====== MATERIAL PROVIDED
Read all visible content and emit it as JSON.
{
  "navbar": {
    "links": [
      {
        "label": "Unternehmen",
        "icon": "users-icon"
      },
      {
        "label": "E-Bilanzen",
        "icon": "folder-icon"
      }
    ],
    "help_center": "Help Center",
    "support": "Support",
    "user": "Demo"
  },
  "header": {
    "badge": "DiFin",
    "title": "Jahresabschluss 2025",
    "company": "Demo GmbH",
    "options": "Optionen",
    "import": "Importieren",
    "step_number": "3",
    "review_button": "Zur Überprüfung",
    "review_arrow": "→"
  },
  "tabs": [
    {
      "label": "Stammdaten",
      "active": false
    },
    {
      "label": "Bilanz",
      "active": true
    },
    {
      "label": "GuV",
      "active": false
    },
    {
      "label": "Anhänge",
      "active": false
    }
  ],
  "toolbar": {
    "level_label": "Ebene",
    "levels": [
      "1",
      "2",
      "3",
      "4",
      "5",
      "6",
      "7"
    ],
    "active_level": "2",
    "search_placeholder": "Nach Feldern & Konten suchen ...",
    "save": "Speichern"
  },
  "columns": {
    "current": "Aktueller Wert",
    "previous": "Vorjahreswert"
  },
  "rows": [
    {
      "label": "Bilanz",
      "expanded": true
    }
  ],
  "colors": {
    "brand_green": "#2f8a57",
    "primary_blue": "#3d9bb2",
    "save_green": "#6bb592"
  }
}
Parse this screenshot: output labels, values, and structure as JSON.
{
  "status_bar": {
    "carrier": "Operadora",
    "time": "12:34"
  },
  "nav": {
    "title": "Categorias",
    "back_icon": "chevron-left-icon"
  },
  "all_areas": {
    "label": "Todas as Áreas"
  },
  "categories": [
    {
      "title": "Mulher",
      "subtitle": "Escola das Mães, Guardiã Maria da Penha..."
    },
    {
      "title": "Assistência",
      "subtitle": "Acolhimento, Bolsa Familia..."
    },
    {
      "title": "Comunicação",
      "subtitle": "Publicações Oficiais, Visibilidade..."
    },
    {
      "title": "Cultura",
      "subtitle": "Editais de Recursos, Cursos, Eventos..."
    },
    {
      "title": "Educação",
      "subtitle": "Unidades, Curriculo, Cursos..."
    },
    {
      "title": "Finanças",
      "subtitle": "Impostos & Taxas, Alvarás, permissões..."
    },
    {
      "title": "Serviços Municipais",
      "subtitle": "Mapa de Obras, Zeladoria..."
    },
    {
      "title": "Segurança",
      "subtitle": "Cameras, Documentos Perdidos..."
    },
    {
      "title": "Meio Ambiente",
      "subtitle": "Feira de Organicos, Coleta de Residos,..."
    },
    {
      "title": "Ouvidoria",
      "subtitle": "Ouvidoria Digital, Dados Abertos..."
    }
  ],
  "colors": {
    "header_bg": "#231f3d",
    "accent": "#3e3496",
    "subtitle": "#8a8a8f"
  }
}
============
WORK INSTRUCTIONS — Reproduce each entry from the records above, character for character.

COMPLETED TASK —
Read all visible content and emit it as JSON.
{
  "navbar": {
    "links": [
      {
        "label": "Unternehmen",
        "icon": "users-icon"
      },
      {
        "label": "E-Bilanzen",
        "icon": "folder-icon"
      }
    ],
    "help_center": "Help Center",
    "support": "Support",
    "user": "Demo"
  },
  "header": {
    "badge": "DiFin",
    "title": "Jahresabschluss 2025",
    "company": "Demo GmbH",
    "options": "Optionen",
    "import": "Importieren",
    "step_number": "3",
    "review_button": "Zur Überprüfung",
    "review_arrow": "→"
  },
  "tabs": [
    {
      "label": "Stammdaten",
      "active": false
    },
    {
      "label": "Bilanz",
      "active": true
    },
    {
      "label": "GuV",
      "active": false
    },
    {
      "label": "Anhänge",
      "active": false
    }
  ],
  "toolbar": {
    "level_label": "Ebene",
    "levels": [
      "1",
      "2",
      "3",
      "4",
      "5",
      "6",
      "7"
    ],
    "active_level": "2",
    "search_placeholder": "Nach Feldern & Konten suchen ...",
    "save": "Speichern"
  },
  "columns": {
    "current": "Aktueller Wert",
    "previous": "Vorjahreswert"
  },
  "rows": [
    {
      "label": "Bilanz",
      "expanded": true
    }
  ],
  "colors": {
    "brand_green": "#2f8a57",
    "primary_blue": "#3d9bb2",
    "save_green": "#6bb592"
  }
}
Parse this screenshot: output labels, values, and structure as JSON.
{
  "status_bar": {
    "carrier": "Operadora",
    "time": "12:34"
  },
  "nav": {
    "title": "Categorias",
    "back_icon": "chevron-left-icon"
  },
  "all_areas": {
    "label": "Todas as Áreas"
  },
  "categories": [
    {
      "title": "Mulher",
      "subtitle": "Escola das Mães, Guardiã Maria da Penha..."
    },
    {
      "title": "Assistência",
      "subtitle": "Acolhimento, Bolsa Familia..."
    },
    {
      "title": "Comunicação",
      "subtitle": "Publicações Oficiais, Visibilidade..."
    },
    {
      "title": "Cultura",
      "subtitle": "Editais de Recursos, Cursos, Eventos..."
    },
    {
      "title": "Educação",
      "subtitle": "Unidades, Curriculo, Cursos..."
    },
    {
      "title": "Finanças",
      "subtitle": "Impostos & Taxas, Alvarás, permissões..."
    },
    {
      "title": "Serviços Municipais",
      "subtitle": "Mapa de Obras, Zeladoria..."
    },
    {
      "title": "Segurança",
      "subtitle": "Cameras, Documentos Perdidos..."
    },
    {
      "title": "Meio Ambiente",
      "subtitle": "Feira de Organicos, Coleta de Residos,..."
    },
    {
      "title": "Ouvidoria",
      "subtitle": "Ouvidoria Digital, Dados Abertos..."
    }
  ],
  "colors": {
    "header_bg": "#231f3d",
    "accent": "#3e3496",
    "subtitle": "#8a8a8f"
  }
}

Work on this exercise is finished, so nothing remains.